Task objective:
Without altering anything, output the material below.

Records for the exercise:
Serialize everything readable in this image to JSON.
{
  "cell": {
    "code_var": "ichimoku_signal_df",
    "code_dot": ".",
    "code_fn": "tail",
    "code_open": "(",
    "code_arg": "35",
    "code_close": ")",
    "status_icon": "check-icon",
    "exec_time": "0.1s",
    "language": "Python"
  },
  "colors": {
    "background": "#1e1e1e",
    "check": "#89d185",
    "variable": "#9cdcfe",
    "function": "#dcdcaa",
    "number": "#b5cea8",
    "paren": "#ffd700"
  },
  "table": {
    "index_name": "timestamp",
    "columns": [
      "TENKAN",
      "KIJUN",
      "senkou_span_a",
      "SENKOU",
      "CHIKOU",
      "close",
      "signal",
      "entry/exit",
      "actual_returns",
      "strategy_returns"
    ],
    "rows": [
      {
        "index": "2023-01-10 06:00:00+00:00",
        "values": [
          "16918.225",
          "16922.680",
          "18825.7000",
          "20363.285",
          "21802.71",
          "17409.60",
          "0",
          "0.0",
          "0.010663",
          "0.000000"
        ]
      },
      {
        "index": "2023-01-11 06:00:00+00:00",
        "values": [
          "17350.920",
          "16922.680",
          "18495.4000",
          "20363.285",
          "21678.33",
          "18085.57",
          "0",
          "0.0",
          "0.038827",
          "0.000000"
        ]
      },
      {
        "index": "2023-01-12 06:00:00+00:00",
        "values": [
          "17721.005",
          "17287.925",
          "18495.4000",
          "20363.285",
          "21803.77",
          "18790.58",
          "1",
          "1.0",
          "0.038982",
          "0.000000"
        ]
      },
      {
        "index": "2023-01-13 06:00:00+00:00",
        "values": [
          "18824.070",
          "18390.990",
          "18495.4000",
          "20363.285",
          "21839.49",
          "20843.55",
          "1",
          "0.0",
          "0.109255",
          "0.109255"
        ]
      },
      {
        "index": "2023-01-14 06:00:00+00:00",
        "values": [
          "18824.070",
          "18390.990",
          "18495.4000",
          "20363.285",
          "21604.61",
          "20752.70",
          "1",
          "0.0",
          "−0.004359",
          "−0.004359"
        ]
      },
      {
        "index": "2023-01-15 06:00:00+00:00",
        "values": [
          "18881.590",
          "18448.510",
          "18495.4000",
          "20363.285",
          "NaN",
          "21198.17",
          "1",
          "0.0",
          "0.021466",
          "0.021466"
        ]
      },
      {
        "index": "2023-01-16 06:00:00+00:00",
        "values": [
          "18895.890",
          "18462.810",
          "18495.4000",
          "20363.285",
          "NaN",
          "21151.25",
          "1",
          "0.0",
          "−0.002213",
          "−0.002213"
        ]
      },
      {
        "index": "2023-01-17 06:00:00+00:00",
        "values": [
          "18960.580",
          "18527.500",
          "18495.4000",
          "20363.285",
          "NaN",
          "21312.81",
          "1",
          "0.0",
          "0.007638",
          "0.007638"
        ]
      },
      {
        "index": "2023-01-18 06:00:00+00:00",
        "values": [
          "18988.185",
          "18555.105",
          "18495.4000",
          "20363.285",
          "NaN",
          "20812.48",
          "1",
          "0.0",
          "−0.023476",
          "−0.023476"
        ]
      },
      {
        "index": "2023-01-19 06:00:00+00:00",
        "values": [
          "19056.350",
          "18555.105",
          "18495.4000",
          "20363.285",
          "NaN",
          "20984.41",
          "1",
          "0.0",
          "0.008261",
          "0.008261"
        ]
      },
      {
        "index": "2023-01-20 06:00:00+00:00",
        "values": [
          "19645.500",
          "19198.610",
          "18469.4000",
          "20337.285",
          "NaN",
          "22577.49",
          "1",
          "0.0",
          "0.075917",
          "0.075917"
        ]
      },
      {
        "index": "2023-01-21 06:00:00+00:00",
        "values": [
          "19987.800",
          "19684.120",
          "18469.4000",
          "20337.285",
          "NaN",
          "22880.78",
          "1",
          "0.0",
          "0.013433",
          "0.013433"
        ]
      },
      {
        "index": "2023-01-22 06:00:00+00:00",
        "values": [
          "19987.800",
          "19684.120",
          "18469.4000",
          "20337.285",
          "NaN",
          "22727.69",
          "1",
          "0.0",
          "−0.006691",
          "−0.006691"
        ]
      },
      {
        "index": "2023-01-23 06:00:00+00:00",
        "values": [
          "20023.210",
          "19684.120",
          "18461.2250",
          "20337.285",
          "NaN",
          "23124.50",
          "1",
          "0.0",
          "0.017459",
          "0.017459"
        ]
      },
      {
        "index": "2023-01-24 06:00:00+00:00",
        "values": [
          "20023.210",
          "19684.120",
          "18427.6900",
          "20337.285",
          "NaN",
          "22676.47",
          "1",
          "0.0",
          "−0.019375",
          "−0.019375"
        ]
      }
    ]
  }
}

Task answer:
Serialize everything readable in this image to JSON.
{
  "cell": {
    "code_var": "ichimoku_signal_df",
    "code_dot": ".",
    "code_fn": "tail",
    "code_open": "(",
    "code_arg": "35",
    "code_close": ")",
    "status_icon": "check-icon",
    "exec_time": "0.1s",
    "language": "Python"
  },
  "colors": {
    "background": "#1e1e1e",
    "check": "#89d185",
    "variable": "#9cdcfe",
    "function": "#dcdcaa",
    "number": "#b5cea8",
    "paren": "#ffd700"
  },
  "table": {
    "index_name": "timestamp",
    "columns": [
      "TENKAN",
      "KIJUN",
      "senkou_span_a",
      "SENKOU",
      "CHIKOU",
      "close",
      "signal",
      "entry/exit",
      "actual_returns",
      "strategy_returns"
    ],
    "rows": [
      {
        "index": "2023-01-10 06:00:00+00:00",
        "values": [
          "16918.225",
          "16922.680",
          "18825.7000",
          "20363.285",
          "21802.71",
          "17409.60",
          "0",
          "0.0",
          "0.010663",
          "0.000000"
        ]
      },
      {
        "index": "2023-01-11 06:00:00+00:00",
        "values": [
          "17350.920",
          "16922.680",
          "18495.4000",
          "20363.285",
          "21678.33",
          "18085.57",
          "0",
          "0.0",
          "0.038827",
          "0.000000"
        ]
      },
      {
        "index": "2023-01-12 06:00:00+00:00",
        "values": [
          "17721.005",
          "17287.925",
          "18495.4000",
          "20363.285",
          "21803.77",
          "18790.58",
          "1",
          "1.0",
          "0.038982",
          "0.000000"
        ]
      },
      {
        "index": "2023-01-13 06:00:00+00:00",
        "values": [
          "18824.070",
          "18390.990",
          "18495.4000",
          "20363.285",
          "21839.49",
          "20843.55",
          "1",
          "0.0",
          "0.109255",
          "0.109255"
        ]
      },
      {
        "index": "2023-01-14 06:00:00+00:00",
        "values": [
          "18824.070",
          "18390.990",
          "18495.4000",
          "20363.285",
          "21604.61",
          "20752.70",
          "1",
          "0.0",
          "−0.004359",
          "−0.004359"
        ]
      },
      {
        "index": "2023-01-15 06:00:00+00:00",
        "values": [
          "18881.590",
          "18448.510",
          "18495.4000",
          "20363.285",
          "NaN",
          "21198.17",
          "1",
          "0.0",
          "0.021466",
          "0.021466"
        ]
      },
      {
        "index": "2023-01-16 06:00:00+00:00",
        "values": [
          "18895.890",
          "18462.810",
          "18495.4000",
          "20363.285",
          "NaN",
          "21151.25",
          "1",
          "0.0",
          "−0.002213",
          "−0.002213"
        ]
      },
      {
        "index": "2023-01-17 06:00:00+00:00",
        "values": [
          "18960.580",
          "18527.500",
          "18495.4000",
          "20363.285",
          "NaN",
          "21312.81",
          "1",
          "0.0",
          "0.007638",
          "0.007638"
        ]
      },
      {
        "index": "2023-01-18 06:00:00+00:00",
        "values": [
          "18988.185",
          "18555.105",
          "18495.4000",
          "20363.285",
          "NaN",
          "20812.48",
          "1",
          "0.0",
          "−0.023476",
          "−0.023476"
        ]
      },
      {
        "index": "2023-01-19 06:00:00+00:00",
        "values": [
          "19056.350",
          "18555.105",
          "18495.4000",
          "20363.285",
          "NaN",
          "20984.41",
          "1",
          "0.0",
          "0.008261",
          "0.008261"
        ]
      },
      {
        "index": "2023-01-20 06:00:00+00:00",
        "values": [
          "19645.500",
          "19198.610",
          "18469.4000",
          "20337.285",
          "NaN",
          "22577.49",
          "1",
          "0.0",
          "0.075917",
          "0.075917"
        ]
      },
      {
        "index": "2023-01-21 06:00:00+00:00",
        "values": [
          "19987.800",
          "19684.120",
          "18469.4000",
          "20337.285",
          "NaN",
          "22880.78",
          "1",
          "0.0",
          "0.013433",
          "0.013433"
        ]
      },
      {
        "index": "2023-01-22 06:00:00+00:00",
        "values": [
          "19987.800",
          "19684.120",
          "18469.4000",
          "20337.285",
          "NaN",
          "22727.69",
          "1",
          "0.0",
          "−0.006691",
          "−0.006691"
        ]
      },
      {
        "index": "2023-01-23 06:00:00+00:00",
        "values": [
          "20023.210",
          "19684.120",
          "18461.2250",
          "20337.285",
          "NaN",
          "23124.50",
          "1",
          "0.0",
          "0.017459",
          "0.017459"
        ]
      },
      {
        "index": "2023-01-24 06:00:00+00:00",
        "values": [
          "20023.210",
          "19684.120",
          "18427.6900",
          "20337.285",
          "NaN",
          "22676.47",
          "1",
          "0.0",
          "−0.019375",
          "−0.019375"
        ]
      }
    ]
  }
}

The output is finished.